• [TO BE DONE] Sift the listing for lines that hold the string "Победы" and pull them out.

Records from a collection
::::::::
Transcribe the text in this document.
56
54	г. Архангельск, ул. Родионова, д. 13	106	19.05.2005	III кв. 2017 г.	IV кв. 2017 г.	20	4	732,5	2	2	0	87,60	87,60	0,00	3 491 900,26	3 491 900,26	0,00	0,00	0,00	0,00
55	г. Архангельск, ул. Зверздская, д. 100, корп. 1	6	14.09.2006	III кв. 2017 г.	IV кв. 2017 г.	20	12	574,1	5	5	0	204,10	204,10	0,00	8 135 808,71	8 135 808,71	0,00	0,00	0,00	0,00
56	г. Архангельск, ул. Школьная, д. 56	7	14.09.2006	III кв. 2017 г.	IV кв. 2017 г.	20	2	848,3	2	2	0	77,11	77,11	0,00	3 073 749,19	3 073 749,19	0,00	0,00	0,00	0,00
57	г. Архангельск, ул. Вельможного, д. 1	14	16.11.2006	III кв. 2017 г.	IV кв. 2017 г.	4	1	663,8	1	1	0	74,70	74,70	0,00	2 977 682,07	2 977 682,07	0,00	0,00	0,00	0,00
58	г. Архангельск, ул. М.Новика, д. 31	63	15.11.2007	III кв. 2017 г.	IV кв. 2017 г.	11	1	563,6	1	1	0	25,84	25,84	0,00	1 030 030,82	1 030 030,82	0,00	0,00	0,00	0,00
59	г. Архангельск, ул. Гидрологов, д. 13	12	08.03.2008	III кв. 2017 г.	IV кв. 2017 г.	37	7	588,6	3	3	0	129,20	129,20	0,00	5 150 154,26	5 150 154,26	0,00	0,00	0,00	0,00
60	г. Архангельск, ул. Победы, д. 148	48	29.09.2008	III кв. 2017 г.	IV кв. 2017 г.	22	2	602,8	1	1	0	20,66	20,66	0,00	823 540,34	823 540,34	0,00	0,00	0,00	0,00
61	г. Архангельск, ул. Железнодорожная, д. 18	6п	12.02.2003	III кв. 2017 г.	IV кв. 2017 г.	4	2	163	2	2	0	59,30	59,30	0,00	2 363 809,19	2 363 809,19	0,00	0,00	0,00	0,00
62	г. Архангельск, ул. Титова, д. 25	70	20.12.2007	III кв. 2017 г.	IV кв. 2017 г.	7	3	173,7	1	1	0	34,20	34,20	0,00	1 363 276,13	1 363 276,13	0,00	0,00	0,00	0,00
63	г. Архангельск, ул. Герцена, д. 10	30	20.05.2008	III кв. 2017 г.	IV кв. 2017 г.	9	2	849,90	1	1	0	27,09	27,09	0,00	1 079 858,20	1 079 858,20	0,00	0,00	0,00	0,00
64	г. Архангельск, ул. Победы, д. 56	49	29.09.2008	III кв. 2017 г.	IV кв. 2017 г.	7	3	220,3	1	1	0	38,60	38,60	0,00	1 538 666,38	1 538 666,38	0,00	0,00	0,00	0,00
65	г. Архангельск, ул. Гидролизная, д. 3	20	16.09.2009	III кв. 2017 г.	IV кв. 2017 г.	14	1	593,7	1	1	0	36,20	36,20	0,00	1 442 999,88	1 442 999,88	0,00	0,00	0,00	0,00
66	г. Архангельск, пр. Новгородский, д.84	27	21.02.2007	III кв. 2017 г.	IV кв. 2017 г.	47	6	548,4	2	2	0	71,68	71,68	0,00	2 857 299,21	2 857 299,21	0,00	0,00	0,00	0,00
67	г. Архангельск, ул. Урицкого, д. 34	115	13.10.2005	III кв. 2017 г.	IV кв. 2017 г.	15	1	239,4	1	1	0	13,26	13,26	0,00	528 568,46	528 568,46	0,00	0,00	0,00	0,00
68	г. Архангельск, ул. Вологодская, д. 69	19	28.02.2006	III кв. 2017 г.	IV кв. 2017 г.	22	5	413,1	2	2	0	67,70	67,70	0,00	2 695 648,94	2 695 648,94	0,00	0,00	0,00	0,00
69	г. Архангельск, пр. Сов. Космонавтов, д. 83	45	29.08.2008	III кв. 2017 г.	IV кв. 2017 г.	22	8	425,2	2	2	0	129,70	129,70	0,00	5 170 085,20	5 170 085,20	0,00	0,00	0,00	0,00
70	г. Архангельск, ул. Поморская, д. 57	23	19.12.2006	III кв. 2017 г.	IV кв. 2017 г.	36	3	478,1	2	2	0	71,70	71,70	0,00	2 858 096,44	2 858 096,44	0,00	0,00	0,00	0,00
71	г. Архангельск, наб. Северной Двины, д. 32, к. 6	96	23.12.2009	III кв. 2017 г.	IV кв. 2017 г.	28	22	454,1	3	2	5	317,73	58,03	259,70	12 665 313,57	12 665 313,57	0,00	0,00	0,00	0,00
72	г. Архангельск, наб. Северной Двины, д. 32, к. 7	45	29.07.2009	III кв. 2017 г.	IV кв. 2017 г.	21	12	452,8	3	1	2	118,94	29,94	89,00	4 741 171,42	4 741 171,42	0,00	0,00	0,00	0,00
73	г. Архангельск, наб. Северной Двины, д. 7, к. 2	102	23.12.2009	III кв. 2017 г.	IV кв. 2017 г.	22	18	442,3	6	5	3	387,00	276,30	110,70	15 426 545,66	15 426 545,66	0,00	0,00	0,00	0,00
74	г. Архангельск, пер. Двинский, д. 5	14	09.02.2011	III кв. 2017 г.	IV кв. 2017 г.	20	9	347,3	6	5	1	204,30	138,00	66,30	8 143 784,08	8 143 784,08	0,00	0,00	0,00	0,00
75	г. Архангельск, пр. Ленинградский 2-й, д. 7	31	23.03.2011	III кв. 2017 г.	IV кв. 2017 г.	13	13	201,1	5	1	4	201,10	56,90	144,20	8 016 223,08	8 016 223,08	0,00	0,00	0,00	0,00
::::::::
• [CORRECT RESULT]
60	г. Архангельск, ул. Победы, д. 148	48	29.09.2008	III кв. 2017 г.	IV кв. 2017 г.	22	2	602,8	1	1	0	20,66	20,66	0,00	823 540,34	823 540,34	0,00	0,00	0,00	0,00
64	г. Архангельск, ул. Победы, д. 56	49	29.09.2008	III кв. 2017 г.	IV кв. 2017 г.	7	3	220,3	1	1	0	38,60	38,60	0,00	1 538 666,38	1 538 666,38	0,00	0,00	0,00	0,00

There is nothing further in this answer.